SUPPLIED RECORDS:
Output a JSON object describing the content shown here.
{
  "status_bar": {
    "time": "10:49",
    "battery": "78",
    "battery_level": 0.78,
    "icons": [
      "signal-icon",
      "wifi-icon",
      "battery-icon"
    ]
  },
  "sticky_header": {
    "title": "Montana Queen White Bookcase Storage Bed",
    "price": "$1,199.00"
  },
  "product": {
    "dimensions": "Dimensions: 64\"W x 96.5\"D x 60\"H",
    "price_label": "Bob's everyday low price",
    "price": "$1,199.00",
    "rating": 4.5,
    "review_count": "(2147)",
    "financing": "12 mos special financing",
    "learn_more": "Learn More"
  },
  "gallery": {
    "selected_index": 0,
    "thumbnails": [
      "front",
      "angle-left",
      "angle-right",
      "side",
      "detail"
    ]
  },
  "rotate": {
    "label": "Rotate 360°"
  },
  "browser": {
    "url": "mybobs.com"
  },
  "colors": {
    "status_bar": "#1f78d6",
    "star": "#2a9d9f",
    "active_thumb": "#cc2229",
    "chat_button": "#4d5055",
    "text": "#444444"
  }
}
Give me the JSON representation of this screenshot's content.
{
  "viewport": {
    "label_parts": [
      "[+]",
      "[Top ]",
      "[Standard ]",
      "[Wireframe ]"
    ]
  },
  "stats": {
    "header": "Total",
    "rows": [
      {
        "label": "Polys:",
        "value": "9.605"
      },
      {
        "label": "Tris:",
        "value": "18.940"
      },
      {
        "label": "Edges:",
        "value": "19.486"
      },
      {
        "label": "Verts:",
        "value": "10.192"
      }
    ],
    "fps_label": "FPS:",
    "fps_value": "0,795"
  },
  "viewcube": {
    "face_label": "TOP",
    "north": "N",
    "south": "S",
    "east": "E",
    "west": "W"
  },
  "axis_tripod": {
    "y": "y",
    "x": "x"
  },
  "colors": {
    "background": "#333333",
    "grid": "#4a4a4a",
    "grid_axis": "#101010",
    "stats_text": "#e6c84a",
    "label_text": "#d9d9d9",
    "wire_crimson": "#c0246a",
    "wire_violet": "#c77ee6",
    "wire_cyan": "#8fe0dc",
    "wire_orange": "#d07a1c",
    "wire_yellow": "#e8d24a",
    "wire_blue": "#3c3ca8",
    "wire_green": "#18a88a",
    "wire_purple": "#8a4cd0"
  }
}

OBJECTIVE:
Please return the data above exactly as given.

FINISHED EXERCISE:
Output a JSON object describing the content shown here.
{
  "status_bar": {
    "time": "10:49",
    "battery": "78",
    "battery_level": 0.78,
    "icons": [
      "signal-icon",
      "wifi-icon",
      "battery-icon"
    ]
  },
  "sticky_header": {
    "title": "Montana Queen White Bookcase Storage Bed",
    "price": "$1,199.00"
  },
  "product": {
    "dimensions": "Dimensions: 64\"W x 96.5\"D x 60\"H",
    "price_label": "Bob's everyday low price",
    "price": "$1,199.00",
    "rating": 4.5,
    "review_count": "(2147)",
    "financing": "12 mos special financing",
    "learn_more": "Learn More"
  },
  "gallery": {
    "selected_index": 0,
    "thumbnails": [
      "front",
      "angle-left",
      "angle-right",
      "side",
      "detail"
    ]
  },
  "rotate": {
    "label": "Rotate 360°"
  },
  "browser": {
    "url": "mybobs.com"
  },
  "colors": {
    "status_bar": "#1f78d6",
    "star": "#2a9d9f",
    "active_thumb": "#cc2229",
    "chat_button": "#4d5055",
    "text": "#444444"
  }
}
Give me the JSON representation of this screenshot's content.
{
  "viewport": {
    "label_parts": [
      "[+]",
      "[Top ]",
      "[Standard ]",
      "[Wireframe ]"
    ]
  },
  "stats": {
    "header": "Total",
    "rows": [
      {
        "label": "Polys:",
        "value": "9.605"
      },
      {
        "label": "Tris:",
        "value": "18.940"
      },
      {
        "label": "Edges:",
        "value": "19.486"
      },
      {
        "label": "Verts:",
        "value": "10.192"
      }
    ],
    "fps_label": "FPS:",
    "fps_value": "0,795"
  },
  "viewcube": {
    "face_label": "TOP",
    "north": "N",
    "south": "S",
    "east": "E",
    "west": "W"
  },
  "axis_tripod": {
    "y": "y",
    "x": "x"
  },
  "colors": {
    "background": "#333333",
    "grid": "#4a4a4a",
    "grid_axis": "#101010",
    "stats_text": "#e6c84a",
    "label_text": "#d9d9d9",
    "wire_crimson": "#c0246a",
    "wire_violet": "#c77ee6",
    "wire_cyan": "#8fe0dc",
    "wire_orange": "#d07a1c",
    "wire_yellow": "#e8d24a",
    "wire_blue": "#3c3ca8",
    "wire_green": "#18a88a",
    "wire_purple": "#8a4cd0"
  }
}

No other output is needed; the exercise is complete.